→ Figure collection entries:
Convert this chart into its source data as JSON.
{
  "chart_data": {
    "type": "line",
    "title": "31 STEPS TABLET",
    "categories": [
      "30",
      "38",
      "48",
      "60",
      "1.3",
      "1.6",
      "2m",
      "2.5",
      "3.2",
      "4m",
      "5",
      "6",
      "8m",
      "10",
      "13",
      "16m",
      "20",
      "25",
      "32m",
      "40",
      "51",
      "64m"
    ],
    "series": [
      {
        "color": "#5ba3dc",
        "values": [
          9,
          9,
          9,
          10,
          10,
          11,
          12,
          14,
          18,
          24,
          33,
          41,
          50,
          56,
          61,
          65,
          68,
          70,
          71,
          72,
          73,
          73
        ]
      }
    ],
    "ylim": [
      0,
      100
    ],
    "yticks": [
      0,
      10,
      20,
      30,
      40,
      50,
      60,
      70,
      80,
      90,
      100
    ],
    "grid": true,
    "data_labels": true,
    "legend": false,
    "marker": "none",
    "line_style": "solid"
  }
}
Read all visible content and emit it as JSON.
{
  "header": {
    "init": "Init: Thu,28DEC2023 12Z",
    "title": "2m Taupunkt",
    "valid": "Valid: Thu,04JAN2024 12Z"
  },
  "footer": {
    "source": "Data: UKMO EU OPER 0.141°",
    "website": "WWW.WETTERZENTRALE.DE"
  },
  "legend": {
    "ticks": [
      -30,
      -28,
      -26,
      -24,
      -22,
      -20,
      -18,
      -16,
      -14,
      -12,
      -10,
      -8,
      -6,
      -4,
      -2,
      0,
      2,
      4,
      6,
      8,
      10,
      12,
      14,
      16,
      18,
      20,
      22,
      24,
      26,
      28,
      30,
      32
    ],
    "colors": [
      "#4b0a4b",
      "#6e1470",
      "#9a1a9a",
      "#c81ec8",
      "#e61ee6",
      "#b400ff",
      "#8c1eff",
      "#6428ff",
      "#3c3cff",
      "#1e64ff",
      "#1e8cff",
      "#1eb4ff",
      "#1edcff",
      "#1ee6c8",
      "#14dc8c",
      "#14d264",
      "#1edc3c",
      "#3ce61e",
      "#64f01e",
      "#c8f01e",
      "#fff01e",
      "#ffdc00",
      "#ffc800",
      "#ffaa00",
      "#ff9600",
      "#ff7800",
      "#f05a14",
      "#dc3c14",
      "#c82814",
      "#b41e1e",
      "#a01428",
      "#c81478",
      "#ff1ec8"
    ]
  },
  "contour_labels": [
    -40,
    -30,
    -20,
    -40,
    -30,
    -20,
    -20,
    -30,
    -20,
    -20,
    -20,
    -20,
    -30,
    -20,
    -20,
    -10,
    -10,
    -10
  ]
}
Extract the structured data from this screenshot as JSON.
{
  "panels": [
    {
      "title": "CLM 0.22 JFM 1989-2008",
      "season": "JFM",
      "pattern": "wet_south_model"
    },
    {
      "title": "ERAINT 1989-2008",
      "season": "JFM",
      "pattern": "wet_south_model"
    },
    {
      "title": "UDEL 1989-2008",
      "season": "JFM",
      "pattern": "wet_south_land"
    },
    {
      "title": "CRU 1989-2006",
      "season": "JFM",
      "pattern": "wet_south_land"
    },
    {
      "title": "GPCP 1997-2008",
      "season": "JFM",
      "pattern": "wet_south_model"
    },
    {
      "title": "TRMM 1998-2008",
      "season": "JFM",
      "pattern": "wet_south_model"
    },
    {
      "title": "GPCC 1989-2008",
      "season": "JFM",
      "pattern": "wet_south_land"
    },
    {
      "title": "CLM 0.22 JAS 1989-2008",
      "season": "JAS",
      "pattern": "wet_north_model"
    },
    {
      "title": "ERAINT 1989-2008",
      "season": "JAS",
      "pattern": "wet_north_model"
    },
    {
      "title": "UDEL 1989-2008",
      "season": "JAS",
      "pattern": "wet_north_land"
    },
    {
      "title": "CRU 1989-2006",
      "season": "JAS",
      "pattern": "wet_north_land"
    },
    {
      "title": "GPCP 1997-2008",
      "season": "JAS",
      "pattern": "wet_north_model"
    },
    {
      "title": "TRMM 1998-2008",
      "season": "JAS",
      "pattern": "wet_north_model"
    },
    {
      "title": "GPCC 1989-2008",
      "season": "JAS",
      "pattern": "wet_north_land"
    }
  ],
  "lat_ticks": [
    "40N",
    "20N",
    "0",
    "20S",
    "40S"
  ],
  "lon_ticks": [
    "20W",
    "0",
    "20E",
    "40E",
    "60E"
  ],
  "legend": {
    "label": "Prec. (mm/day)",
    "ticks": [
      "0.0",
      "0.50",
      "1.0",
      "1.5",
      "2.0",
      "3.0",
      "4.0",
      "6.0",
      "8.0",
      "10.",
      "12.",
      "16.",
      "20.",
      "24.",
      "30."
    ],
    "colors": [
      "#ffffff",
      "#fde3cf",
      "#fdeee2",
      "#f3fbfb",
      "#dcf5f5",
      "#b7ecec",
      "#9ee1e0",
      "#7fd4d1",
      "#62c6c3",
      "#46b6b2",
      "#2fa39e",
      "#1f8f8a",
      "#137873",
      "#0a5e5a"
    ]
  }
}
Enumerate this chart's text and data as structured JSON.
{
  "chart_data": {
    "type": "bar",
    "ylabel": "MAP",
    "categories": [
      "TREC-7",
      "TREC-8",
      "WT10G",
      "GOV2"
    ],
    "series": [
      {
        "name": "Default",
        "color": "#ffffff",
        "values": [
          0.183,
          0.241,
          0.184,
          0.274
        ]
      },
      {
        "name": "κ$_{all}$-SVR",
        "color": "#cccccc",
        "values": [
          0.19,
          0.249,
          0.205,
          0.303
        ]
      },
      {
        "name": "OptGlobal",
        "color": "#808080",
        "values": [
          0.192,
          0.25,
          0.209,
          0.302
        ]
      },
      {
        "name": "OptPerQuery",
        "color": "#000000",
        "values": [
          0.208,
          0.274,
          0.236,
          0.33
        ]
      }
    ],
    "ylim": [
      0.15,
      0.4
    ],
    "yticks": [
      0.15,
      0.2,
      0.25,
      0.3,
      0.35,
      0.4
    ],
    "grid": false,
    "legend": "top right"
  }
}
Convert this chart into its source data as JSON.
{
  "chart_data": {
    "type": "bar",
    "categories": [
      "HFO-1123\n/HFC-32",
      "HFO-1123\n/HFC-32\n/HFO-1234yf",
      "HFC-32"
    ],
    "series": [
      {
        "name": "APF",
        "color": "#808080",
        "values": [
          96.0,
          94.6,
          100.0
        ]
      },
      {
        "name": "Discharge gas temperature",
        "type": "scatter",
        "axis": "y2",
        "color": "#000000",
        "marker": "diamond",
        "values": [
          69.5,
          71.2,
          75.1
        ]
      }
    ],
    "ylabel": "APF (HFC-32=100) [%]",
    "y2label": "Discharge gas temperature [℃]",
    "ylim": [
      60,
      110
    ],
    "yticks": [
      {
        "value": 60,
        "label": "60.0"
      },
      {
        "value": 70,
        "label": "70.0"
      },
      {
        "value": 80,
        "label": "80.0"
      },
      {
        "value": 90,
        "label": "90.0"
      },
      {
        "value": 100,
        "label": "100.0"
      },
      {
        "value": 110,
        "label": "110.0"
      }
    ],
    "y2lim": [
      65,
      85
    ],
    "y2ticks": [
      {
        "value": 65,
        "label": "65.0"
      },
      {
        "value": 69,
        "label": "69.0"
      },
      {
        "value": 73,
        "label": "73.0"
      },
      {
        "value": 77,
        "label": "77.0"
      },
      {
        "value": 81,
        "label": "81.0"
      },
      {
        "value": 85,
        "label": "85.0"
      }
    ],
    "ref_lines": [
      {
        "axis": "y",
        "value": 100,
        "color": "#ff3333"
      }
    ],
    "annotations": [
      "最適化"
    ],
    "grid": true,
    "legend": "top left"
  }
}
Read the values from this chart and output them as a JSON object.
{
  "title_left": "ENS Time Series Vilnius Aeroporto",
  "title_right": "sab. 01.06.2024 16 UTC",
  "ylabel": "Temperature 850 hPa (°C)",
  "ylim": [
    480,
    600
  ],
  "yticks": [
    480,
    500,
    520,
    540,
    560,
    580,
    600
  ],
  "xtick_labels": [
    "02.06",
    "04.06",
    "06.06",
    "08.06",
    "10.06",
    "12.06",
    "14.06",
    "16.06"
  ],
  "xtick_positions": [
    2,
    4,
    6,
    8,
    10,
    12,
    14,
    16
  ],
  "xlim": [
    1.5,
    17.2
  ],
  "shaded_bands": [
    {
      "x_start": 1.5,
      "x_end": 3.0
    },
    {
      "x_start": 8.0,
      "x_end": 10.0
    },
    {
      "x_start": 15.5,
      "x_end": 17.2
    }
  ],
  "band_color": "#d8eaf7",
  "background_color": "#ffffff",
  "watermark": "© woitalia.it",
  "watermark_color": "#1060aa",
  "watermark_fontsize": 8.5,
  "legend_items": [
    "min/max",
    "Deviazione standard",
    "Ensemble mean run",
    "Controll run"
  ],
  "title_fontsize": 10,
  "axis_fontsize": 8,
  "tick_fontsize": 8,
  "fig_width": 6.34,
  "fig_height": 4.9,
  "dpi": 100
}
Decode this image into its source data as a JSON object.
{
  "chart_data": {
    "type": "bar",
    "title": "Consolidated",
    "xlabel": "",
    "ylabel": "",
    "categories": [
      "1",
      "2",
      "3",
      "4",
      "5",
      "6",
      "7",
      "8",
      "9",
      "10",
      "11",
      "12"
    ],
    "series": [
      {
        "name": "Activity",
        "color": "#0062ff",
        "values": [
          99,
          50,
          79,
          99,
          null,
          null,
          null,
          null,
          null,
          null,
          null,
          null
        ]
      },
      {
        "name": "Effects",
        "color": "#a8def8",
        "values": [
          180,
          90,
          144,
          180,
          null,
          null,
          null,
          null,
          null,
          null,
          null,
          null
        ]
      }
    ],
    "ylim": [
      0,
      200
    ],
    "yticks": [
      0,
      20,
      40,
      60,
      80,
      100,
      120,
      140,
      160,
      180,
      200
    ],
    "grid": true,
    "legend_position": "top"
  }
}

→ SET TASK:
Across all the entries, count the lines that contain the word "from" and give the number by itself.

→ ANSWER FOR THE TASK:
2